### TASK
Carry none of the pictures over; write out the complete data exactly.

================

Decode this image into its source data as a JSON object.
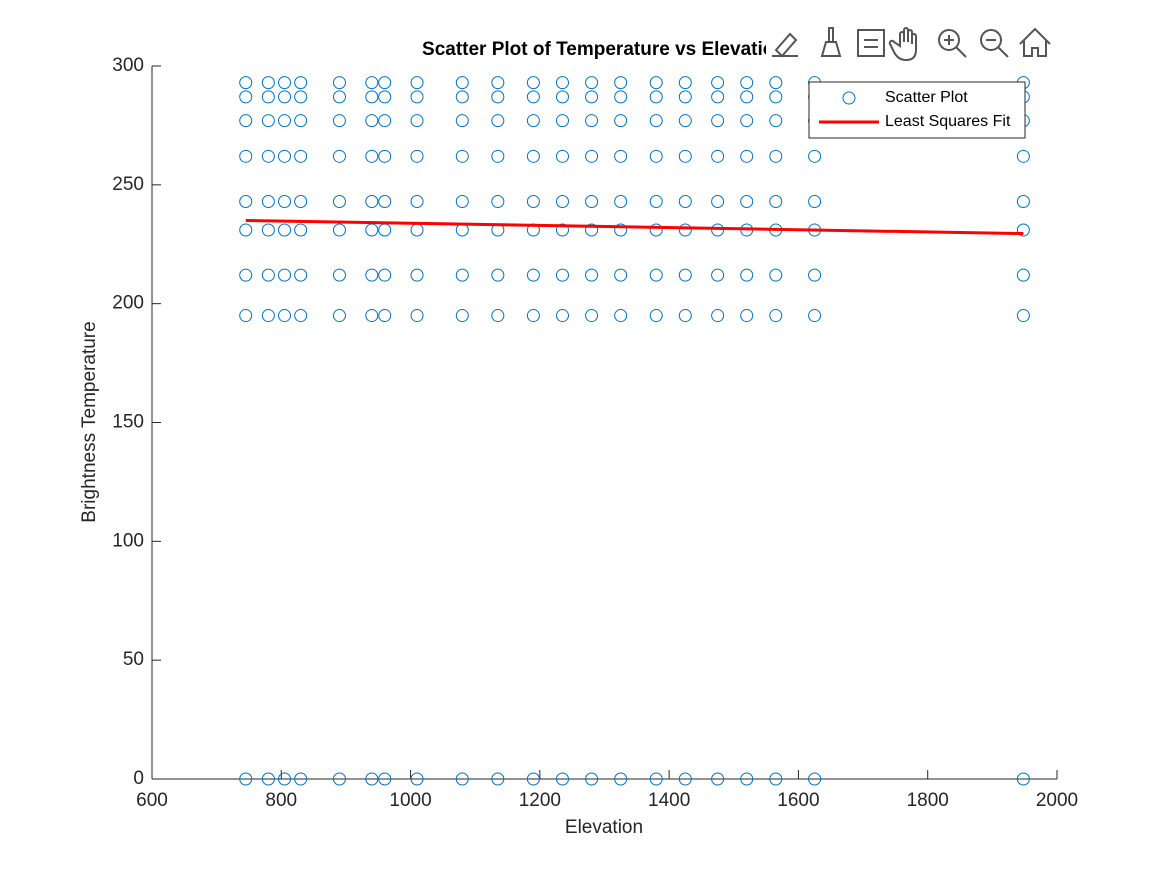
{
  "chart_data": {
    "type": "scatter",
    "title": "Scatter Plot of Temperature vs Elevation",
    "x_label": "Elevation",
    "y_label": "Brightness Temperature",
    "xlim": [
      600,
      2000
    ],
    "ylim": [
      0,
      300
    ],
    "xticks": [
      600,
      800,
      1000,
      1200,
      1400,
      1600,
      1800,
      2000
    ],
    "yticks": [
      0,
      50,
      100,
      150,
      200,
      250,
      300
    ],
    "legend": "upper-right",
    "series": [
      {
        "name": "Scatter Plot",
        "kind": "scatter",
        "color": "#0072bd",
        "x": [
          745,
          745,
          745,
          745,
          745,
          745,
          745,
          745,
          745,
          780,
          780,
          780,
          780,
          780,
          780,
          780,
          780,
          780,
          805,
          805,
          805,
          805,
          805,
          805,
          805,
          805,
          805,
          830,
          830,
          830,
          830,
          830,
          830,
          830,
          830,
          830,
          890,
          890,
          890,
          890,
          890,
          890,
          890,
          890,
          890,
          940,
          940,
          940,
          940,
          940,
          940,
          940,
          940,
          940,
          960,
          960,
          960,
          960,
          960,
          960,
          960,
          960,
          960,
          1010,
          1010,
          1010,
          1010,
          1010,
          1010,
          1010,
          1010,
          1010,
          1080,
          1080,
          1080,
          1080,
          1080,
          1080,
          1080,
          1080,
          1080,
          1135,
          1135,
          1135,
          1135,
          1135,
          1135,
          1135,
          1135,
          1135,
          1190,
          1190,
          1190,
          1190,
          1190,
          1190,
          1190,
          1190,
          1190,
          1235,
          1235,
          1235,
          1235,
          1235,
          1235,
          1235,
          1235,
          1235,
          1280,
          1280,
          1280,
          1280,
          1280,
          1280,
          1280,
          1280,
          1280,
          1325,
          1325,
          1325,
          1325,
          1325,
          1325,
          1325,
          1325,
          1325,
          1380,
          1380,
          1380,
          1380,
          1380,
          1380,
          1380,
          1380,
          1380,
          1425,
          1425,
          1425,
          1425,
          1425,
          1425,
          1425,
          1425,
          1425,
          1475,
          1475,
          1475,
          1475,
          1475,
          1475,
          1475,
          1475,
          1475,
          1520,
          1520,
          1520,
          1520,
          1520,
          1520,
          1520,
          1520,
          1520,
          1565,
          1565,
          1565,
          1565,
          1565,
          1565,
          1565,
          1565,
          1565,
          1625,
          1625,
          1625,
          1625,
          1625,
          1625,
          1625,
          1625,
          1625,
          1948,
          1948,
          1948,
          1948,
          1948,
          1948,
          1948,
          1948,
          1948
        ],
        "values": [
          0,
          195,
          212,
          231,
          243,
          262,
          277,
          287,
          293,
          0,
          195,
          212,
          231,
          243,
          262,
          277,
          287,
          293,
          0,
          195,
          212,
          231,
          243,
          262,
          277,
          287,
          293,
          0,
          195,
          212,
          231,
          243,
          262,
          277,
          287,
          293,
          0,
          195,
          212,
          231,
          243,
          262,
          277,
          287,
          293,
          0,
          195,
          212,
          231,
          243,
          262,
          277,
          287,
          293,
          0,
          195,
          212,
          231,
          243,
          262,
          277,
          287,
          293,
          0,
          195,
          212,
          231,
          243,
          262,
          277,
          287,
          293,
          0,
          195,
          212,
          231,
          243,
          262,
          277,
          287,
          293,
          0,
          195,
          212,
          231,
          243,
          262,
          277,
          287,
          293,
          0,
          195,
          212,
          231,
          243,
          262,
          277,
          287,
          293,
          0,
          195,
          212,
          231,
          243,
          262,
          277,
          287,
          293,
          0,
          195,
          212,
          231,
          243,
          262,
          277,
          287,
          293,
          0,
          195,
          212,
          231,
          243,
          262,
          277,
          287,
          293,
          0,
          195,
          212,
          231,
          243,
          262,
          277,
          287,
          293,
          0,
          195,
          212,
          231,
          243,
          262,
          277,
          287,
          293,
          0,
          195,
          212,
          231,
          243,
          262,
          277,
          287,
          293,
          0,
          195,
          212,
          231,
          243,
          262,
          277,
          287,
          293,
          0,
          195,
          212,
          231,
          243,
          262,
          277,
          287,
          293,
          0,
          195,
          212,
          231,
          243,
          262,
          277,
          287,
          293,
          0,
          195,
          212,
          231,
          243,
          262,
          277,
          287,
          293
        ]
      },
      {
        "name": "Least Squares Fit",
        "kind": "line",
        "color": "#ff0000",
        "x": [
          745,
          1948
        ],
        "values": [
          235,
          229.5
        ]
      }
    ]
  }
}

================

### FINAL RESULT
Decode this image into its source data as a JSON object.
{
  "chart_data": {
    "type": "scatter",
    "title": "Scatter Plot of Temperature vs Elevation",
    "x_label": "Elevation",
    "y_label": "Brightness Temperature",
    "xlim": [
      600,
      2000
    ],
    "ylim": [
      0,
      300
    ],
    "xticks": [
      600,
      800,
      1000,
      1200,
      1400,
      1600,
      1800,
      2000
    ],
    "yticks": [
      0,
      50,
      100,
      150,
      200,
      250,
      300
    ],
    "legend": "upper-right",
    "series": [
      {
        "name": "Scatter Plot",
        "kind": "scatter",
        "color": "#0072bd",
        "x": [
          745,
          745,
          745,
          745,
          745,
          745,
          745,
          745,
          745,
          780,
          780,
          780,
          780,
          780,
          780,
          780,
          780,
          780,
          805,
          805,
          805,
          805,
          805,
          805,
          805,
          805,
          805,
          830,
          830,
          830,
          830,
          830,
          830,
          830,
          830,
          830,
          890,
          890,
          890,
          890,
          890,
          890,
          890,
          890,
          890,
          940,
          940,
          940,
          940,
          940,
          940,
          940,
          940,
          940,
          960,
          960,
          960,
          960,
          960,
          960,
          960,
          960,
          960,
          1010,
          1010,
          1010,
          1010,
          1010,
          1010,
          1010,
          1010,
          1010,
          1080,
          1080,
          1080,
          1080,
          1080,
          1080,
          1080,
          1080,
          1080,
          1135,
          1135,
          1135,
          1135,
          1135,
          1135,
          1135,
          1135,
          1135,
          1190,
          1190,
          1190,
          1190,
          1190,
          1190,
          1190,
          1190,
          1190,
          1235,
          1235,
          1235,
          1235,
          1235,
          1235,
          1235,
          1235,
          1235,
          1280,
          1280,
          1280,
          1280,
          1280,
          1280,
          1280,
          1280,
          1280,
          1325,
          1325,
          1325,
          1325,
          1325,
          1325,
          1325,
          1325,
          1325,
          1380,
          1380,
          1380,
          1380,
          1380,
          1380,
          1380,
          1380,
          1380,
          1425,
          1425,
          1425,
          1425,
          1425,
          1425,
          1425,
          1425,
          1425,
          1475,
          1475,
          1475,
          1475,
          1475,
          1475,
          1475,
          1475,
          1475,
          1520,
          1520,
          1520,
          1520,
          1520,
          1520,
          1520,
          1520,
          1520,
          1565,
          1565,
          1565,
          1565,
          1565,
          1565,
          1565,
          1565,
          1565,
          1625,
          1625,
          1625,
          1625,
          1625,
          1625,
          1625,
          1625,
          1625,
          1948,
          1948,
          1948,
          1948,
          1948,
          1948,
          1948,
          1948,
          1948
        ],
        "values": [
          0,
          195,
          212,
          231,
          243,
          262,
          277,
          287,
          293,
          0,
          195,
          212,
          231,
          243,
          262,
          277,
          287,
          293,
          0,
          195,
          212,
          231,
          243,
          262,
          277,
          287,
          293,
          0,
          195,
          212,
          231,
          243,
          262,
          277,
          287,
          293,
          0,
          195,
          212,
          231,
          243,
          262,
          277,
          287,
          293,
          0,
          195,
          212,
          231,
          243,
          262,
          277,
          287,
          293,
          0,
          195,
          212,
          231,
          243,
          262,
          277,
          287,
          293,
          0,
          195,
          212,
          231,
          243,
          262,
          277,
          287,
          293,
          0,
          195,
          212,
          231,
          243,
          262,
          277,
          287,
          293,
          0,
          195,
          212,
          231,
          243,
          262,
          277,
          287,
          293,
          0,
          195,
          212,
          231,
          243,
          262,
          277,
          287,
          293,
          0,
          195,
          212,
          231,
          243,
          262,
          277,
          287,
          293,
          0,
          195,
          212,
          231,
          243,
          262,
          277,
          287,
          293,
          0,
          195,
          212,
          231,
          243,
          262,
          277,
          287,
          293,
          0,
          195,
          212,
          231,
          243,
          262,
          277,
          287,
          293,
          0,
          195,
          212,
          231,
          243,
          262,
          277,
          287,
          293,
          0,
          195,
          212,
          231,
          243,
          262,
          277,
          287,
          293,
          0,
          195,
          212,
          231,
          243,
          262,
          277,
          287,
          293,
          0,
          195,
          212,
          231,
          243,
          262,
          277,
          287,
          293,
          0,
          195,
          212,
          231,
          243,
          262,
          277,
          287,
          293,
          0,
          195,
          212,
          231,
          243,
          262,
          277,
          287,
          293
        ]
      },
      {
        "name": "Least Squares Fit",
        "kind": "line",
        "color": "#ff0000",
        "x": [
          745,
          1948
        ],
        "values": [
          235,
          229.5
        ]
      }
    ]
  }
}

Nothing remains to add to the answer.